**Short problem:** Return every record below exactly as written, but leave out the pictures.

**Exercise materials:**
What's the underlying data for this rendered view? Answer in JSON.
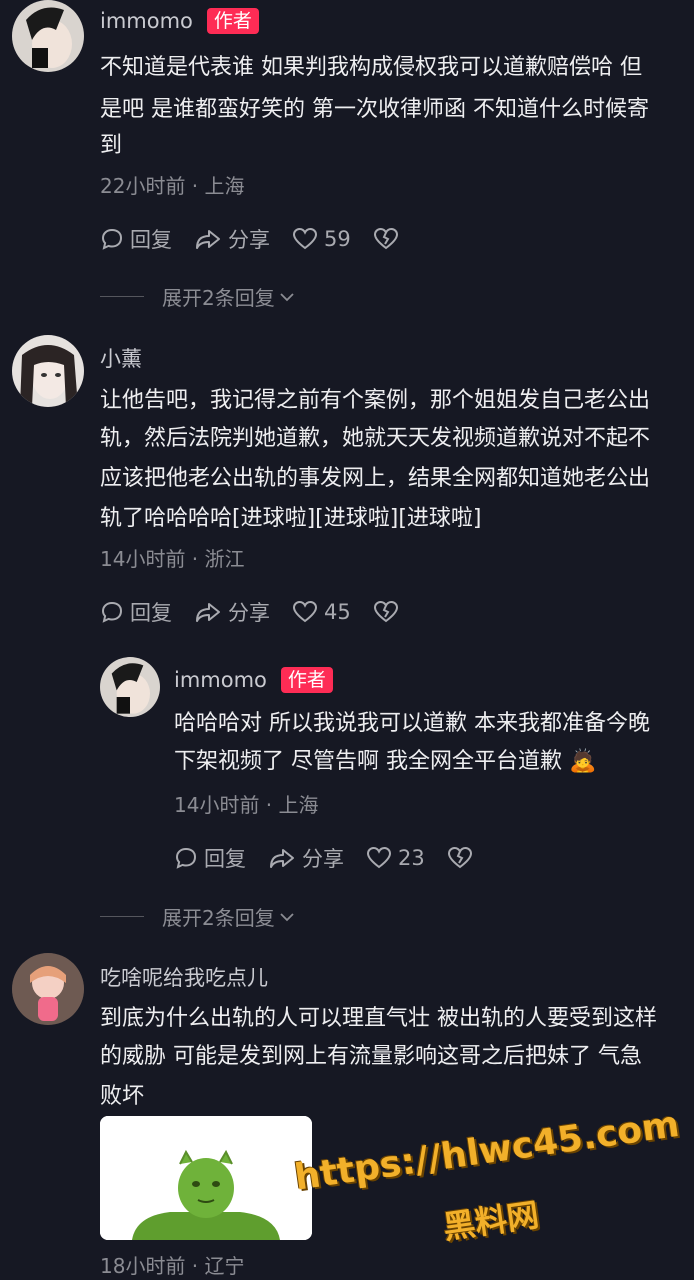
{
  "comments": [
    {
      "username": "immomo",
      "author_tag": "作者",
      "lines": [
        "不知道是代表谁 如果判我构成侵权我可以道歉赔偿哈 但",
        "是吧 是谁都蛮好笑的 第一次收律师函 不知道什么时候寄",
        "到"
      ],
      "meta": "22小时前 · 上海",
      "reply_label": "回复",
      "share_label": "分享",
      "likes": "59",
      "expand_label": "展开2条回复"
    },
    {
      "username": "小薰",
      "lines": [
        "让他告吧，我记得之前有个案例，那个姐姐发自己老公出",
        "轨，然后法院判她道歉，她就天天发视频道歉说对不起不",
        "应该把他老公出轨的事发网上，结果全网都知道她老公出",
        "轨了哈哈哈哈[进球啦][进球啦][进球啦]"
      ],
      "meta": "14小时前 · 浙江",
      "reply_label": "回复",
      "share_label": "分享",
      "likes": "45"
    },
    {
      "username": "immomo",
      "author_tag": "作者",
      "lines": [
        "哈哈哈对 所以我说我可以道歉 本来我都准备今晚",
        "下架视频了 尽管告啊 我全网全平台道歉 🙇"
      ],
      "meta": "14小时前 · 上海",
      "reply_label": "回复",
      "share_label": "分享",
      "likes": "23",
      "expand_label": "展开2条回复"
    },
    {
      "username": "吃啥呢给我吃点儿",
      "lines": [
        "到底为什么出轨的人可以理直气壮 被出轨的人要受到这样",
        "的威胁 可能是发到网上有流量影响这哥之后把妹了 气急",
        "败坏"
      ],
      "meta": "18小时前 · 辽宁"
    }
  ],
  "watermark": {
    "url": "https://hlwc45.com",
    "name": "黑料网"
  },
  "colors": {
    "background": "#161823",
    "author_tag": "#fe2c55",
    "watermark": "#f2b02a"
  }
}
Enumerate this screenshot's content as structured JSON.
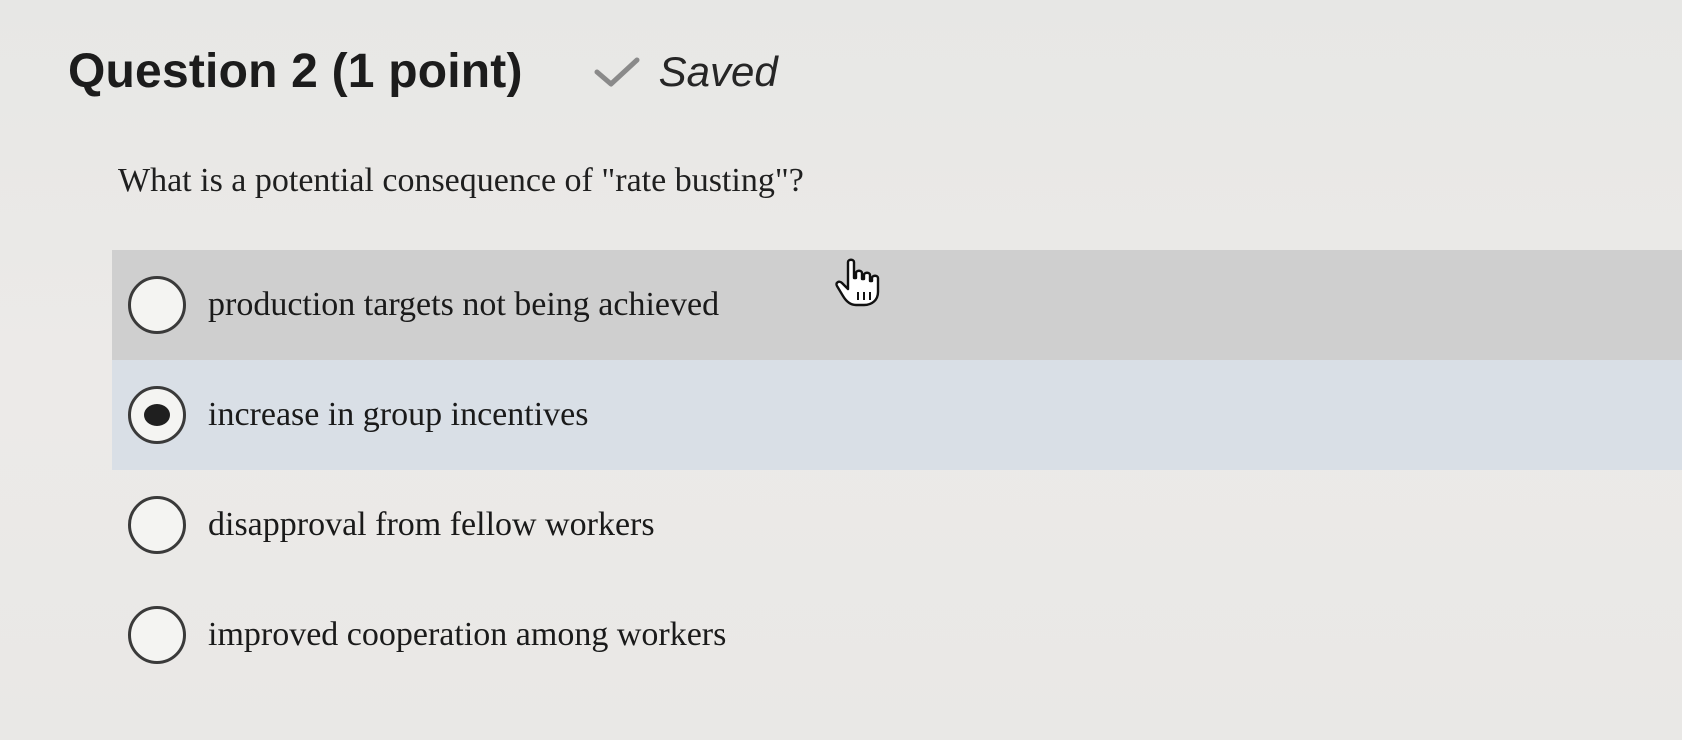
{
  "question": {
    "title": "Question 2 (1 point)",
    "status_icon": "check-icon",
    "status": "Saved",
    "prompt": "What is a potential consequence of \"rate busting\"?"
  },
  "options": [
    {
      "label": "production targets not being achieved",
      "selected": false
    },
    {
      "label": "increase in group incentives",
      "selected": true
    },
    {
      "label": "disapproval from fellow workers",
      "selected": false
    },
    {
      "label": "improved cooperation among workers",
      "selected": false
    }
  ],
  "colors": {
    "hover_bg": "#cfcfcf",
    "selected_bg": "#d9dfe6",
    "check": "#8a8a8a"
  }
}
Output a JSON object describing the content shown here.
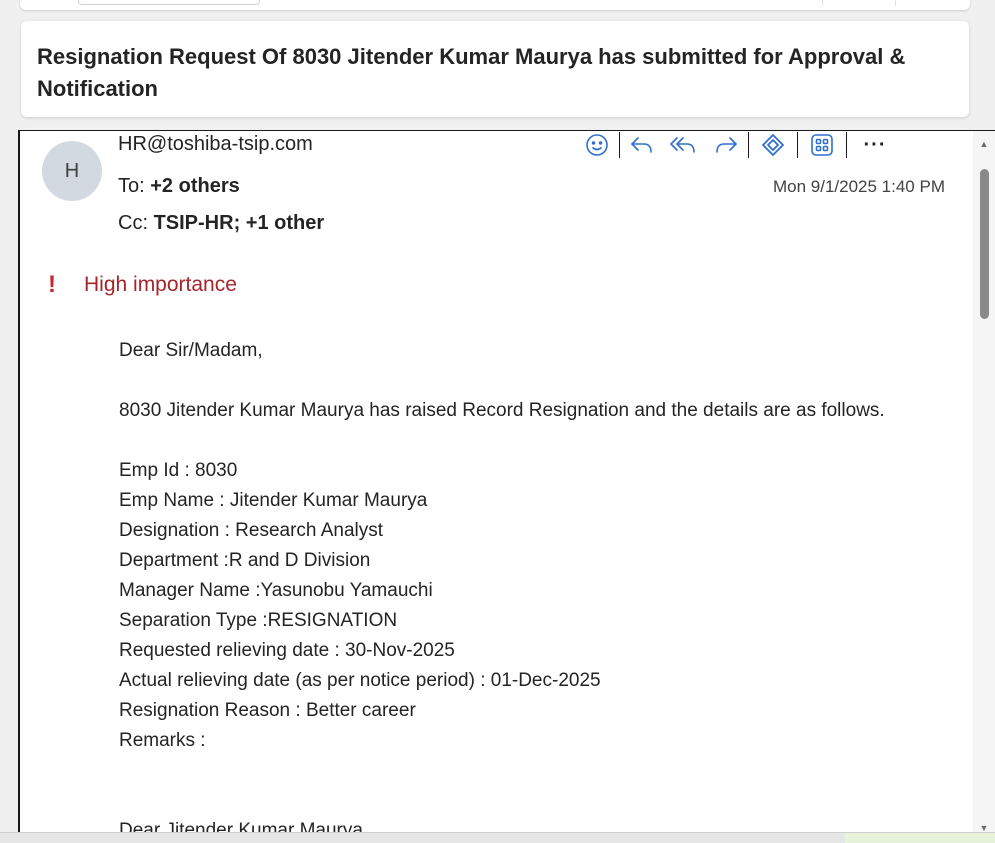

**Response for this exercise:**
What's the underlying data for this rendered view? Answer in JSON.
{
  "comments": [
    {
      "username": "immomo",
      "author_tag": "作者",
      "lines": [
        "不知道是代表谁 如果判我构成侵权我可以道歉赔偿哈 但",
        "是吧 是谁都蛮好笑的 第一次收律师函 不知道什么时候寄",
        "到"
      ],
      "meta": "22小时前 · 上海",
      "reply_label": "回复",
      "share_label": "分享",
      "likes": "59",
      "expand_label": "展开2条回复"
    },
    {
      "username": "小薰",
      "lines": [
        "让他告吧，我记得之前有个案例，那个姐姐发自己老公出",
        "轨，然后法院判她道歉，她就天天发视频道歉说对不起不",
        "应该把他老公出轨的事发网上，结果全网都知道她老公出",
        "轨了哈哈哈哈[进球啦][进球啦][进球啦]"
      ],
      "meta": "14小时前 · 浙江",
      "reply_label": "回复",
      "share_label": "分享",
      "likes": "45"
    },
    {
      "username": "immomo",
      "author_tag": "作者",
      "lines": [
        "哈哈哈对 所以我说我可以道歉 本来我都准备今晚",
        "下架视频了 尽管告啊 我全网全平台道歉 🙇"
      ],
      "meta": "14小时前 · 上海",
      "reply_label": "回复",
      "share_label": "分享",
      "likes": "23",
      "expand_label": "展开2条回复"
    },
    {
      "username": "吃啥呢给我吃点儿",
      "lines": [
        "到底为什么出轨的人可以理直气壮 被出轨的人要受到这样",
        "的威胁 可能是发到网上有流量影响这哥之后把妹了 气急",
        "败坏"
      ],
      "meta": "18小时前 · 辽宁"
    }
  ],
  "watermark": {
    "url": "https://hlwc45.com",
    "name": "黑料网"
  },
  "colors": {
    "background": "#161823",
    "author_tag": "#fe2c55",
    "watermark": "#f2b02a"
  }
}
Enumerate this screenshot's content as structured JSON.
{
  "question": {
    "title": "Question 2 (1 point)",
    "status_icon": "check-icon",
    "status": "Saved",
    "prompt": "What is a potential consequence of \"rate busting\"?"
  },
  "options": [
    {
      "label": "production targets not being achieved",
      "selected": false
    },
    {
      "label": "increase in group incentives",
      "selected": true
    },
    {
      "label": "disapproval from fellow workers",
      "selected": false
    },
    {
      "label": "improved cooperation among workers",
      "selected": false
    }
  ],
  "colors": {
    "hover_bg": "#cfcfcf",
    "selected_bg": "#d9dfe6",
    "check": "#8a8a8a"
  }
}
Output a JSON object describing the content shown here.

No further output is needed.